## BEGIN

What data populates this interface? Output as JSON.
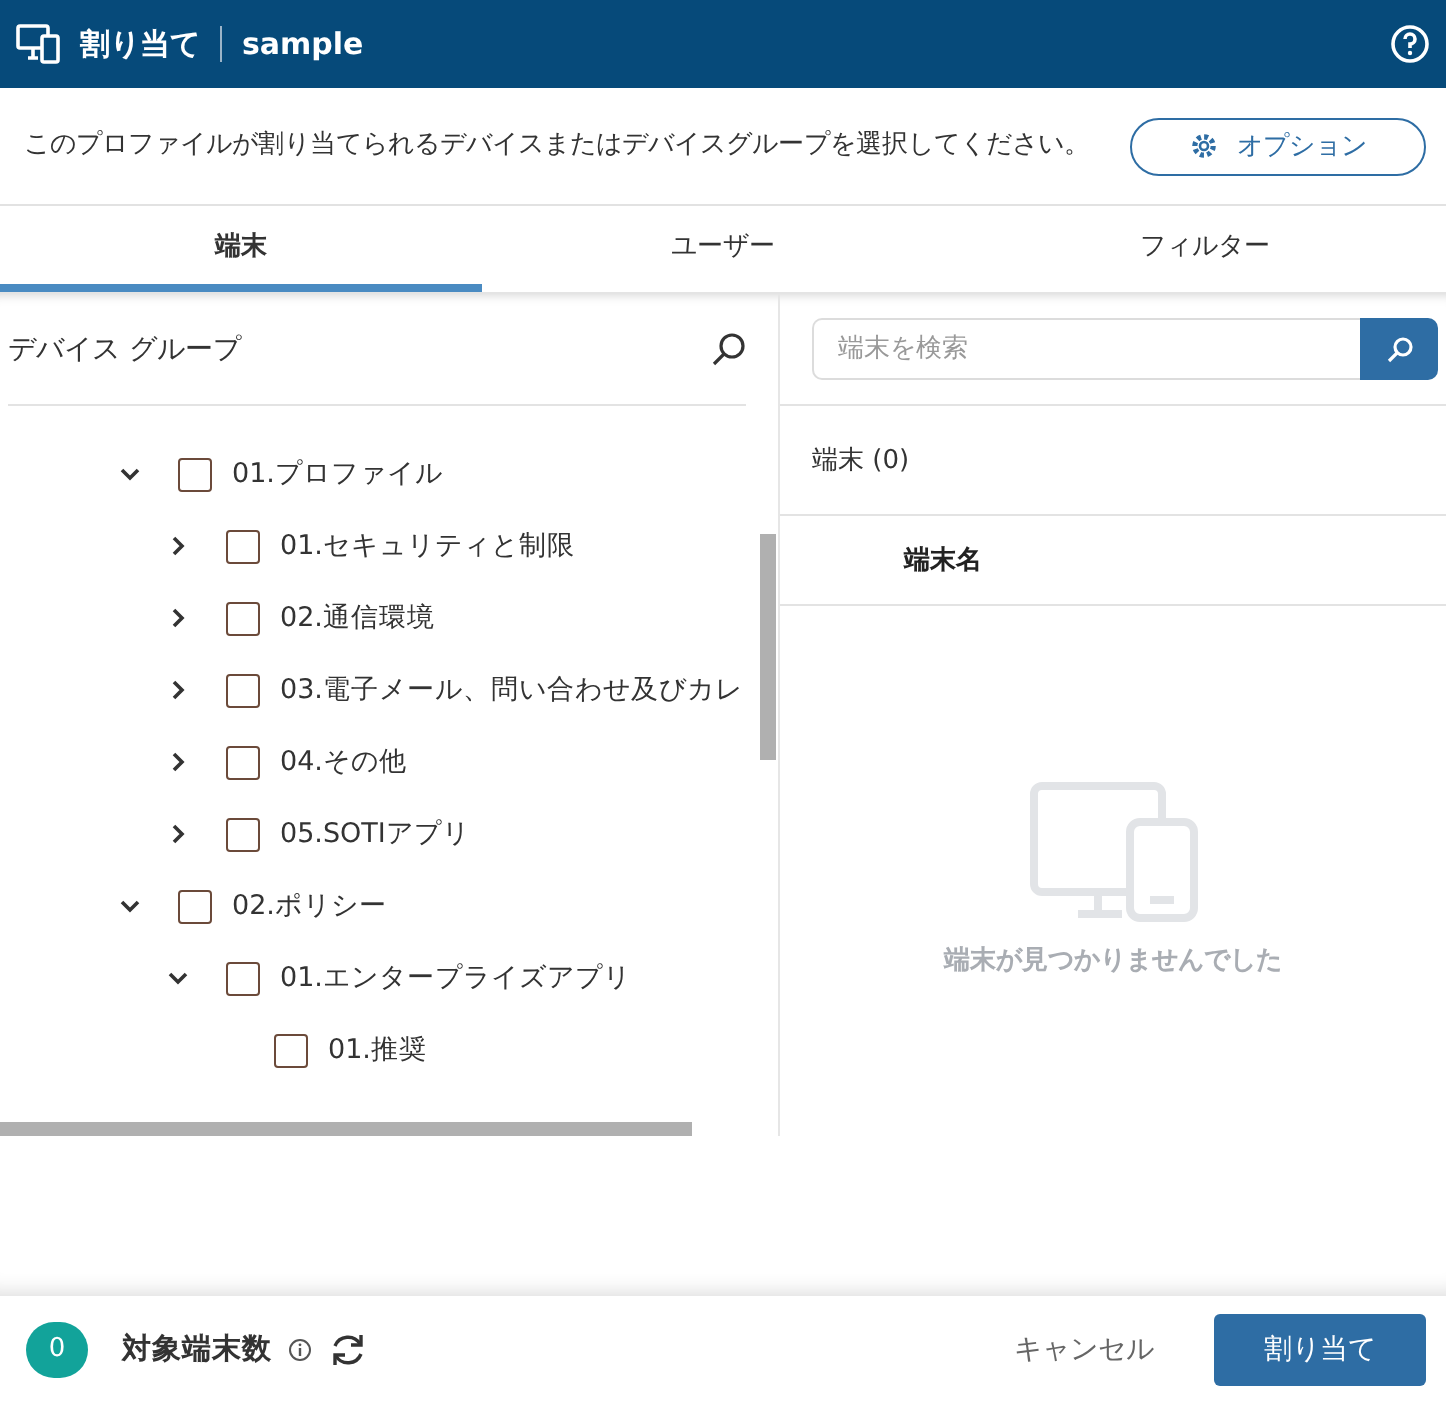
{
  "header": {
    "title": "割り当て",
    "subtitle": "sample"
  },
  "description": "このプロファイルが割り当てられるデバイスまたはデバイスグループを選択してください。",
  "options_button": "オプション",
  "tabs": [
    {
      "label": "端末",
      "selected": true
    },
    {
      "label": "ユーザー",
      "selected": false
    },
    {
      "label": "フィルター",
      "selected": false
    }
  ],
  "group_panel": {
    "title": "デバイス グループ",
    "tree": [
      {
        "label": "01.プロファイル",
        "checked": false,
        "expanded": true,
        "children": [
          {
            "label": "01.セキュリティと制限",
            "checked": false,
            "expanded": false
          },
          {
            "label": "02.通信環境",
            "checked": false,
            "expanded": false
          },
          {
            "label": "03.電子メール、問い合わせ及びカレ",
            "checked": false,
            "expanded": false
          },
          {
            "label": "04.その他",
            "checked": false,
            "expanded": false
          },
          {
            "label": "05.SOTIアプリ",
            "checked": false,
            "expanded": false
          }
        ]
      },
      {
        "label": "02.ポリシー",
        "checked": false,
        "expanded": true,
        "children": [
          {
            "label": "01.エンタープライズアプリ",
            "checked": false,
            "expanded": true,
            "children": [
              {
                "label": "01.推奨",
                "checked": false
              }
            ]
          }
        ]
      }
    ]
  },
  "device_panel": {
    "search": {
      "placeholder": "端末を検索"
    },
    "count_label": "端末 (0)",
    "columns": [
      "端末名"
    ],
    "empty_text": "端末が見つかりませんでした"
  },
  "footer": {
    "count": "0",
    "count_label": "対象端末数",
    "cancel": "キャンセル",
    "assign": "割り当て"
  }
}
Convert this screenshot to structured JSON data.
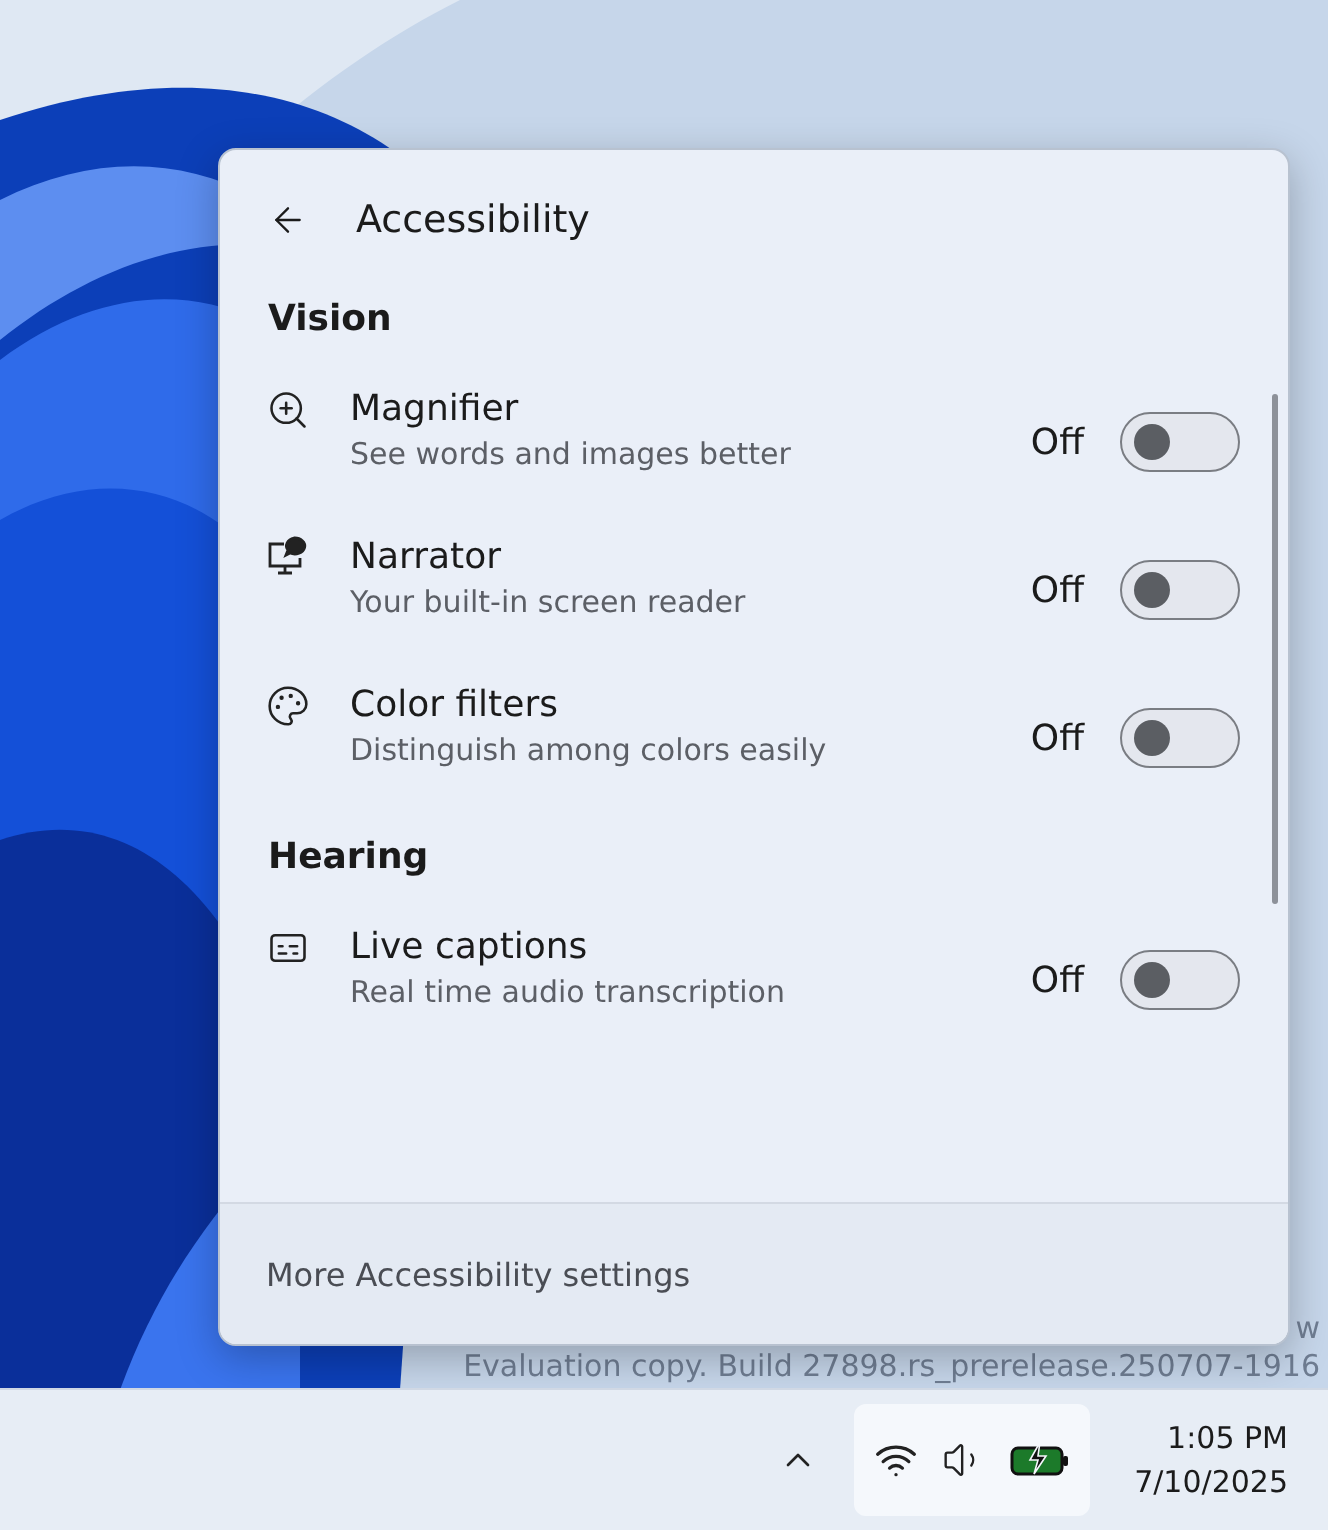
{
  "panel": {
    "title": "Accessibility",
    "sections": [
      {
        "title": "Vision",
        "items": [
          {
            "kind": "magnifier",
            "name": "Magnifier",
            "description": "See words and images better",
            "state_label": "Off",
            "on": false
          },
          {
            "kind": "narrator",
            "name": "Narrator",
            "description": "Your built-in screen reader",
            "state_label": "Off",
            "on": false
          },
          {
            "kind": "palette",
            "name": "Color filters",
            "description": "Distinguish among colors easily",
            "state_label": "Off",
            "on": false
          }
        ]
      },
      {
        "title": "Hearing",
        "items": [
          {
            "kind": "captions",
            "name": "Live captions",
            "description": "Real time audio transcription",
            "state_label": "Off",
            "on": false
          }
        ]
      }
    ],
    "footer_link": "More Accessibility settings"
  },
  "desktop_watermark": [
    "w",
    "Evaluation copy. Build 27898.rs_prerelease.250707-1916"
  ],
  "taskbar": {
    "time": "1:05 PM",
    "date": "7/10/2025"
  }
}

## END

Goal of the exercise: Transcribe the listing above verbatim. Omit the pictures.

Correct output:
What data populates this interface? Output as JSON.
{
  "header": {
    "title": "割り当て",
    "subtitle": "sample"
  },
  "description": "このプロファイルが割り当てられるデバイスまたはデバイスグループを選択してください。",
  "options_button": "オプション",
  "tabs": [
    {
      "label": "端末",
      "selected": true
    },
    {
      "label": "ユーザー",
      "selected": false
    },
    {
      "label": "フィルター",
      "selected": false
    }
  ],
  "group_panel": {
    "title": "デバイス グループ",
    "tree": [
      {
        "label": "01.プロファイル",
        "checked": false,
        "expanded": true,
        "children": [
          {
            "label": "01.セキュリティと制限",
            "checked": false,
            "expanded": false
          },
          {
            "label": "02.通信環境",
            "checked": false,
            "expanded": false
          },
          {
            "label": "03.電子メール、問い合わせ及びカレ",
            "checked": false,
            "expanded": false
          },
          {
            "label": "04.その他",
            "checked": false,
            "expanded": false
          },
          {
            "label": "05.SOTIアプリ",
            "checked": false,
            "expanded": false
          }
        ]
      },
      {
        "label": "02.ポリシー",
        "checked": false,
        "expanded": true,
        "children": [
          {
            "label": "01.エンタープライズアプリ",
            "checked": false,
            "expanded": true,
            "children": [
              {
                "label": "01.推奨",
                "checked": false
              }
            ]
          }
        ]
      }
    ]
  },
  "device_panel": {
    "search": {
      "placeholder": "端末を検索"
    },
    "count_label": "端末 (0)",
    "columns": [
      "端末名"
    ],
    "empty_text": "端末が見つかりませんでした"
  },
  "footer": {
    "count": "0",
    "count_label": "対象端末数",
    "cancel": "キャンセル",
    "assign": "割り当て"
  }
}
Convert this screenshot to structured JSON data.
{
  "panel": {
    "title": "Accessibility",
    "sections": [
      {
        "title": "Vision",
        "items": [
          {
            "kind": "magnifier",
            "name": "Magnifier",
            "description": "See words and images better",
            "state_label": "Off",
            "on": false
          },
          {
            "kind": "narrator",
            "name": "Narrator",
            "description": "Your built-in screen reader",
            "state_label": "Off",
            "on": false
          },
          {
            "kind": "palette",
            "name": "Color filters",
            "description": "Distinguish among colors easily",
            "state_label": "Off",
            "on": false
          }
        ]
      },
      {
        "title": "Hearing",
        "items": [
          {
            "kind": "captions",
            "name": "Live captions",
            "description": "Real time audio transcription",
            "state_label": "Off",
            "on": false
          }
        ]
      }
    ],
    "footer_link": "More Accessibility settings"
  },
  "desktop_watermark": [
    "w",
    "Evaluation copy. Build 27898.rs_prerelease.250707-1916"
  ],
  "taskbar": {
    "time": "1:05 PM",
    "date": "7/10/2025"
  }
}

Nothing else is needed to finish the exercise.